#### WHAT IS EXPECTED:
Extract all lines in the data that contain the word "only".

═══ SOURCE DATA

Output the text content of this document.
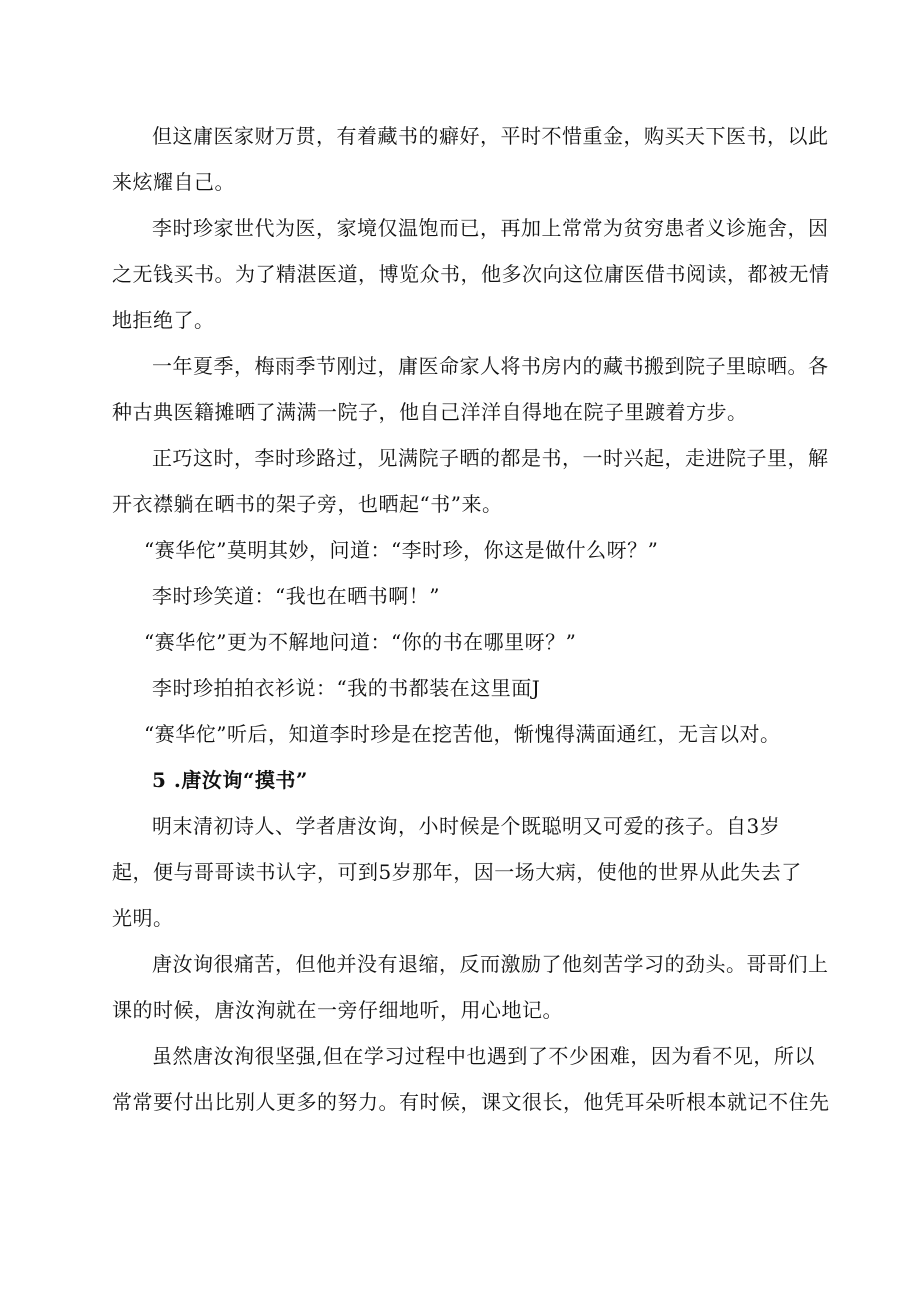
但这庸医家财万贯，有着藏书的癖好，平时不惜重金，购买天下医书，以此
来炫耀自己。
李时珍家世代为医，家境仅温饱而已，再加上常常为贫穷患者义诊施舍，因
之无钱买书。为了精湛医道，博览众书，他多次向这位庸医借书阅读，都被无情
地拒绝了。
一年夏季，梅雨季节刚过，庸医命家人将书房内的藏书搬到院子里晾晒。各
种古典医籍摊晒了满满一院子，他自己洋洋自得地在院子里踱着方步。
正巧这时，李时珍路过，见满院子晒的都是书，一时兴起，走进院子里，解
开衣襟躺在晒书的架子旁，也晒起“书”来。
“赛华佗”莫明其妙，问道：“李时珍，你这是做什么呀？”
李时珍笑道：“我也在晒书啊！”
“赛华佗”更为不解地问道：“你的书在哪里呀？”
李时珍拍拍衣衫说：“我的书都装在这里面J
“赛华佗”听后，知道李时珍是在挖苦他，惭愧得满面通红，无言以对。
5 .唐汝询“摸书”
明末清初诗人、学者唐汝询，小时候是个既聪明又可爱的孩子。自3岁
起，便与哥哥读书认字，可到5岁那年，因一场大病，使他的世界从此失去了
光明。
唐汝询很痛苦，但他并没有退缩，反而激励了他刻苦学习的劲头。哥哥们上
课的时候，唐汝洵就在一旁仔细地听，用心地记。
虽然唐汝洵很坚强,但在学习过程中也遇到了不少困难，因为看不见，所以
常常要付出比别人更多的努力。有时候，课文很长，他凭耳朵听根本就记不住先
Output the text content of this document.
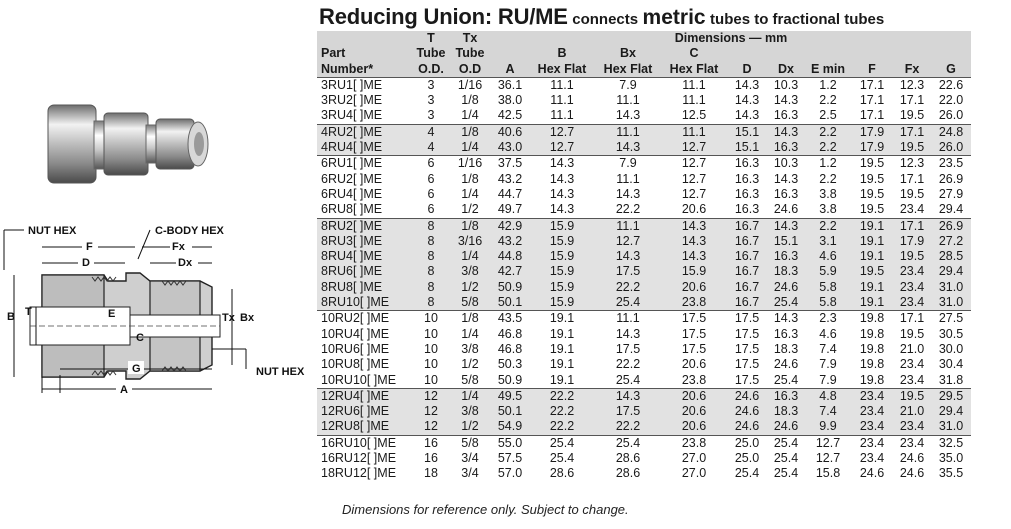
Reducing Union: RU/ME connects metric tubes to fractional tubes
NUT HEX	C-BODY HEX
F	Fx
D	Dx
B T	E
C
Tx Bx
G
A
NUT HEX
	T	Tx	Dimensions — mm									
Part	Tube	Tube		B	Bx	C						
Number*	O.D.	O.D	A	Hex Flat	Hex Flat	Hex Flat	D	Dx	E min	F	Fx	G
3RU1[ ]ME	3	1/16	36.1	11.1	7.9	11.1	14.3	10.3	1.2	17.1	12.3	22.6
3RU2[ ]ME	3	1/8	38.0	11.1	11.1	11.1	14.3	14.3	2.2	17.1	17.1	22.0
3RU4[ ]ME	3	1/4	42.5	11.1	14.3	12.5	14.3	16.3	2.5	17.1	19.5	26.0
4RU2[ ]ME	4	1/8	40.6	12.7	11.1	11.1	15.1	14.3	2.2	17.9	17.1	24.8
4RU4[ ]ME	4	1/4	43.0	12.7	14.3	12.7	15.1	16.3	2.2	17.9	19.5	26.0
6RU1[ ]ME	6	1/16	37.5	14.3	7.9	12.7	16.3	10.3	1.2	19.5	12.3	23.5
6RU2[ ]ME	6	1/8	43.2	14.3	11.1	12.7	16.3	14.3	2.2	19.5	17.1	26.9
6RU4[ ]ME	6	1/4	44.7	14.3	14.3	12.7	16.3	16.3	3.8	19.5	19.5	27.9
6RU8[ ]ME	6	1/2	49.7	14.3	22.2	20.6	16.3	24.6	3.8	19.5	23.4	29.4
8RU2[ ]ME	8	1/8	42.9	15.9	11.1	14.3	16.7	14.3	2.2	19.1	17.1	26.9
8RU3[ ]ME	8	3/16	43.2	15.9	12.7	14.3	16.7	15.1	3.1	19.1	17.9	27.2
8RU4[ ]ME	8	1/4	44.8	15.9	14.3	14.3	16.7	16.3	4.6	19.1	19.5	28.5
8RU6[ ]ME	8	3/8	42.7	15.9	17.5	15.9	16.7	18.3	5.9	19.5	23.4	29.4
8RU8[ ]ME	8	1/2	50.9	15.9	22.2	20.6	16.7	24.6	5.8	19.1	23.4	31.0
8RU10[ ]ME	8	5/8	50.1	15.9	25.4	23.8	16.7	25.4	5.8	19.1	23.4	31.0
10RU2[ ]ME	10	1/8	43.5	19.1	11.1	17.5	17.5	14.3	2.3	19.8	17.1	27.5
10RU4[ ]ME	10	1/4	46.8	19.1	14.3	17.5	17.5	16.3	4.6	19.8	19.5	30.5
10RU6[ ]ME	10	3/8	46.8	19.1	17.5	17.5	17.5	18.3	7.4	19.8	21.0	30.0
10RU8[ ]ME	10	1/2	50.3	19.1	22.2	20.6	17.5	24.6	7.9	19.8	23.4	30.4
10RU10[ ]ME	10	5/8	50.9	19.1	25.4	23.8	17.5	25.4	7.9	19.8	23.4	31.8
12RU4[ ]ME	12	1/4	49.5	22.2	14.3	20.6	24.6	16.3	4.8	23.4	19.5	29.5
12RU6[ ]ME	12	3/8	50.1	22.2	17.5	20.6	24.6	18.3	7.4	23.4	21.0	29.4
12RU8[ ]ME	12	1/2	54.9	22.2	22.2	20.6	24.6	24.6	9.9	23.4	23.4	31.0
16RU10[ ]ME	16	5/8	55.0	25.4	25.4	23.8	25.0	25.4	12.7	23.4	23.4	32.5
16RU12[ ]ME	16	3/4	57.5	25.4	28.6	27.0	25.0	25.4	12.7	23.4	24.6	35.0
18RU12[ ]ME	18	3/4	57.0	28.6	28.6	27.0	25.4	25.4	15.8	24.6	24.6	35.5
Dimensions for reference only. Subject to change.
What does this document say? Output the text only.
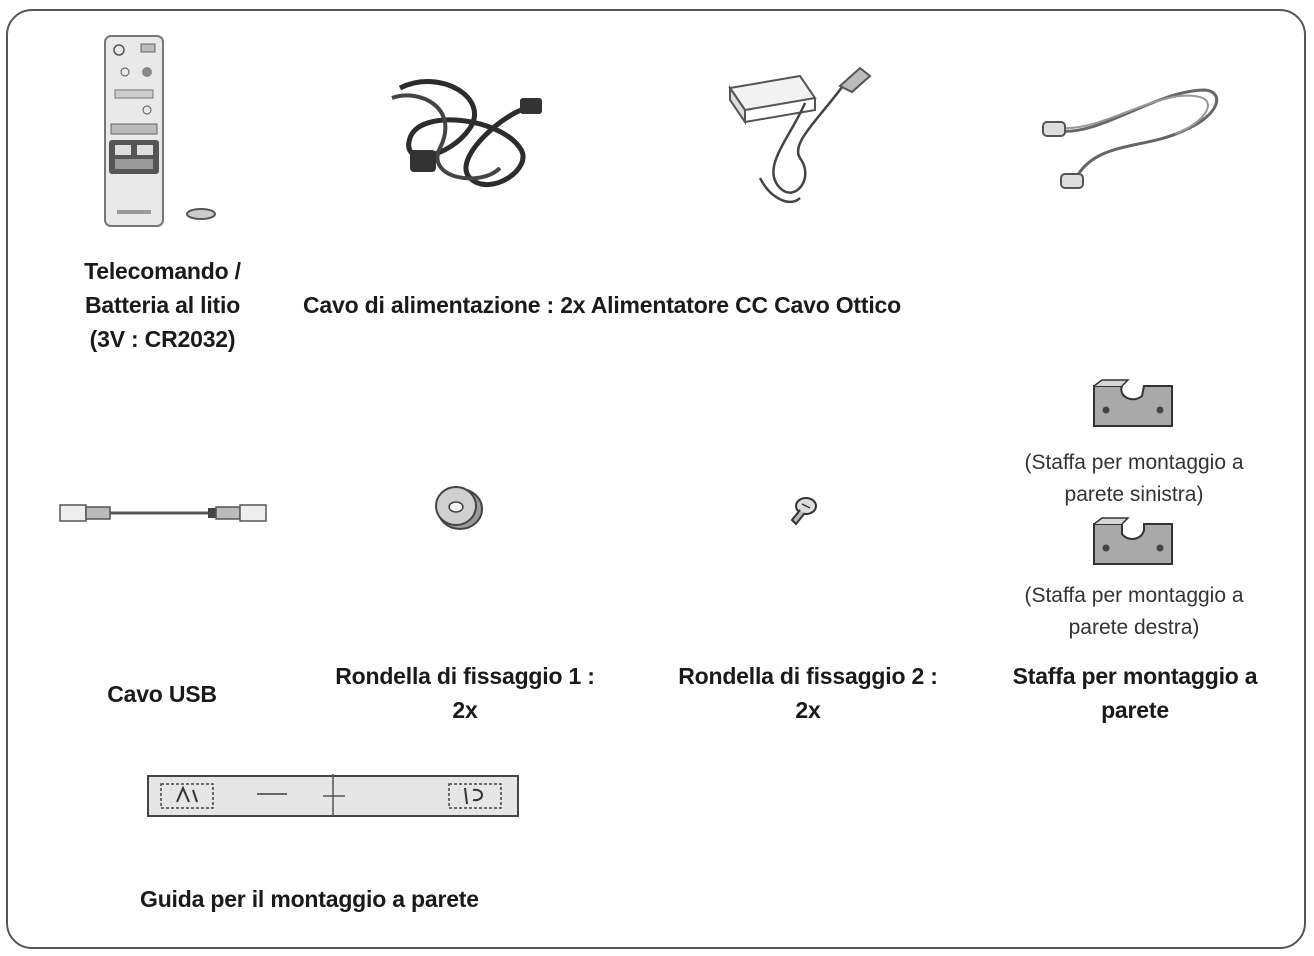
Telecomando /
Batteria al litio
(3V : CR2032)
Cavo di alimentazione : 2x Alimentatore CC Cavo Ottico
(Staffa per montaggio a
parete sinistra)
(Staffa per montaggio a
parete destra)
Cavo USB
Rondella di fissaggio 1 :
2x
Rondella di fissaggio 2 :
2x
Staffa per montaggio a
parete
Guida per il montaggio a parete
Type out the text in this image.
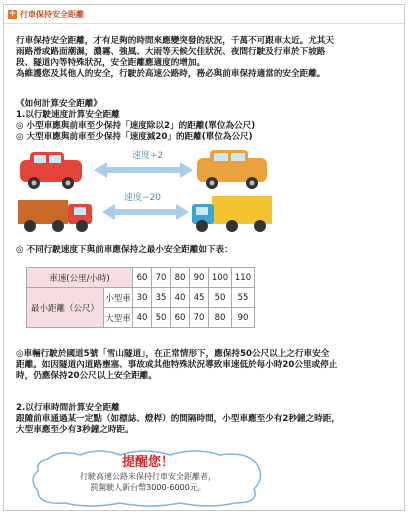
+ 行車保持安全距離
行車保持安全距離，才有足夠的時間來應變突發的狀況，千萬不可跟車太近。尤其天
雨路滑或路面潮濕，濃霧、強風、大雨等天候欠佳狀況、夜間行駛及行車於下坡路
段、隧道內等特殊狀況，安全距離應適度的增加。
為維護您及其他人的安全，行駛於高速公路時，務必與前車保持適當的安全距離。
《如何計算安全距離》
1.以行駛速度計算安全距離
◎ 小型車應與前車至少保持「速度除以2」的距離(單位為公尺)
◎ 大型車應與前車至少保持「速度減20」的距離(單位為公尺)
速度÷2
速度−20
◎ 不同行駛速度下與前車應保持之最小安全距離如下表：
車速(公里/小時)		60	70	80	90	100	110
最小距離（公尺）	小型車	30	35	40	45	50	55
	大型車	40	50	60	70	80	90
◎車輛行駛於國道5號「雪山隧道」，在正常情形下，應保持50公尺以上之行車安全
距離。如因隧道內道路壅塞、事故或其他特殊狀況導致車速低於每小時20公里或停止
時，仍應保持20公尺以上安全距離。
2.以行車時間計算安全距離
跟隨前車通過某一定點（如標誌、燈桿）的間隔時間，小型車應至少有2秒鐘之時距，
大型車應至少有3秒鐘之時距。
提醒您！
行駛高速公路未保持行車安全距離者，
罰駕駛人新台幣3000-6000元。
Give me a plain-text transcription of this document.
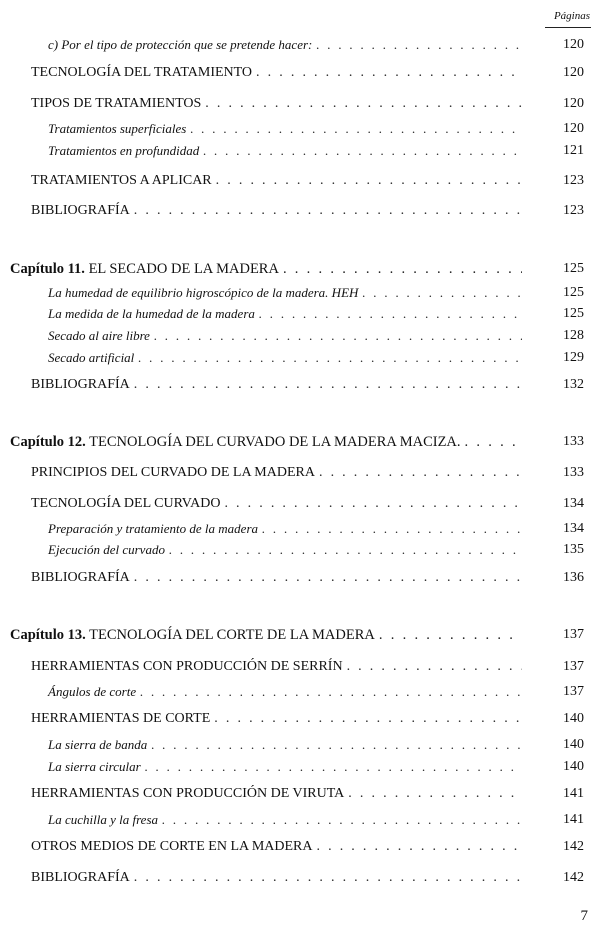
Páginas
c) Por el tipo de protección que se pretende hacer: . . .	120
TECNOLOGÍA DEL TRATAMIENTO . . .	120
TIPOS DE TRATAMIENTOS . . .	120
Tratamientos superficiales . . .	120
Tratamientos en profundidad . . .	121
TRATAMIENTOS A APLICAR . . .	123
BIBLIOGRAFÍA . . .	123
Capítulo 11. EL SECADO DE LA MADERA . . .	125
La humedad de equilibrio higroscópico de la madera. HEH . . .	125
La medida de la humedad de la madera . . .	125
Secado al aire libre . . .	128
Secado artificial . . .	129
BIBLIOGRAFÍA . . .	132
Capítulo 12. TECNOLOGÍA DEL CURVADO DE LA MADERA MACIZA. . . .	133
PRINCIPIOS DEL CURVADO DE LA MADERA . . .	133
TECNOLOGÍA DEL CURVADO . . .	134
Preparación y tratamiento de la madera . . .	134
Ejecución del curvado . . .	135
BIBLIOGRAFÍA . . .	136
Capítulo 13. TECNOLOGÍA DEL CORTE DE LA MADERA . . .	137
HERRAMIENTAS CON PRODUCCIÓN DE SERRÍN . . .	137
Ángulos de corte . . .	137
HERRAMIENTAS DE CORTE . . .	140
La sierra de banda . . .	140
La sierra circular . . .	140
HERRAMIENTAS CON PRODUCCIÓN DE VIRUTA . . .	141
La cuchilla y la fresa . . .	141
OTROS MEDIOS DE CORTE EN LA MADERA . . .	142
BIBLIOGRAFÍA . . .	142
7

══════

#### RESULT OF THIS EXERCISE:
Dimensions for reference only. Subject to change.
What does this document say? Output the text only.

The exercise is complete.